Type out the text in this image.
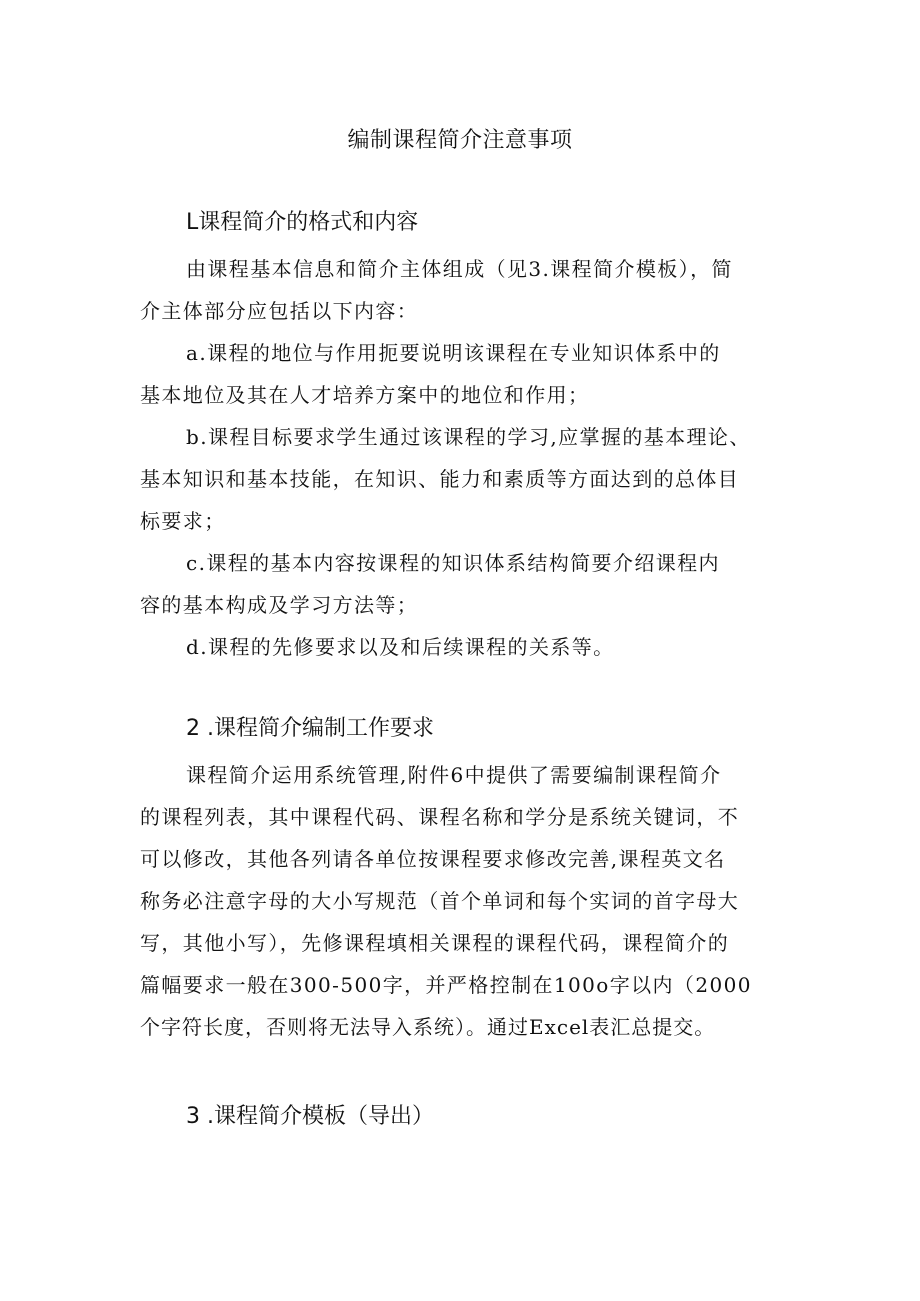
编制课程简介注意事项
L课程简介的格式和内容
由课程基本信息和简介主体组成（见3.课程简介模板），简
介主体部分应包括以下内容：
a.课程的地位与作用扼要说明该课程在专业知识体系中的
基本地位及其在人才培养方案中的地位和作用；
b.课程目标要求学生通过该课程的学习,应掌握的基本理论、
基本知识和基本技能，在知识、能力和素质等方面达到的总体目
标要求；
c.课程的基本内容按课程的知识体系结构简要介绍课程内
容的基本构成及学习方法等；
d.课程的先修要求以及和后续课程的关系等。
2 .课程简介编制工作要求
课程简介运用系统管理,附件6中提供了需要编制课程简介
的课程列表，其中课程代码、课程名称和学分是系统关键词，不
可以修改，其他各列请各单位按课程要求修改完善,课程英文名
称务必注意字母的大小写规范（首个单词和每个实词的首字母大
写，其他小写），先修课程填相关课程的课程代码，课程简介的
篇幅要求一般在300-500字，并严格控制在100o字以内（2000
个字符长度，否则将无法导入系统）。通过Excel表汇总提交。
3 .课程简介模板（导出）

* * *

What to do »
Return the whole listing, word for word, and leave out every picture.

Solution for this problem »
Type out the text in this image.
编制课程简介注意事项
L课程简介的格式和内容
由课程基本信息和简介主体组成（见3.课程简介模板），简
介主体部分应包括以下内容：
a.课程的地位与作用扼要说明该课程在专业知识体系中的
基本地位及其在人才培养方案中的地位和作用；
b.课程目标要求学生通过该课程的学习,应掌握的基本理论、
基本知识和基本技能，在知识、能力和素质等方面达到的总体目
标要求；
c.课程的基本内容按课程的知识体系结构简要介绍课程内
容的基本构成及学习方法等；
d.课程的先修要求以及和后续课程的关系等。
2 .课程简介编制工作要求
课程简介运用系统管理,附件6中提供了需要编制课程简介
的课程列表，其中课程代码、课程名称和学分是系统关键词，不
可以修改，其他各列请各单位按课程要求修改完善,课程英文名
称务必注意字母的大小写规范（首个单词和每个实词的首字母大
写，其他小写），先修课程填相关课程的课程代码，课程简介的
篇幅要求一般在300-500字，并严格控制在100o字以内（2000
个字符长度，否则将无法导入系统）。通过Excel表汇总提交。
3 .课程简介模板（导出）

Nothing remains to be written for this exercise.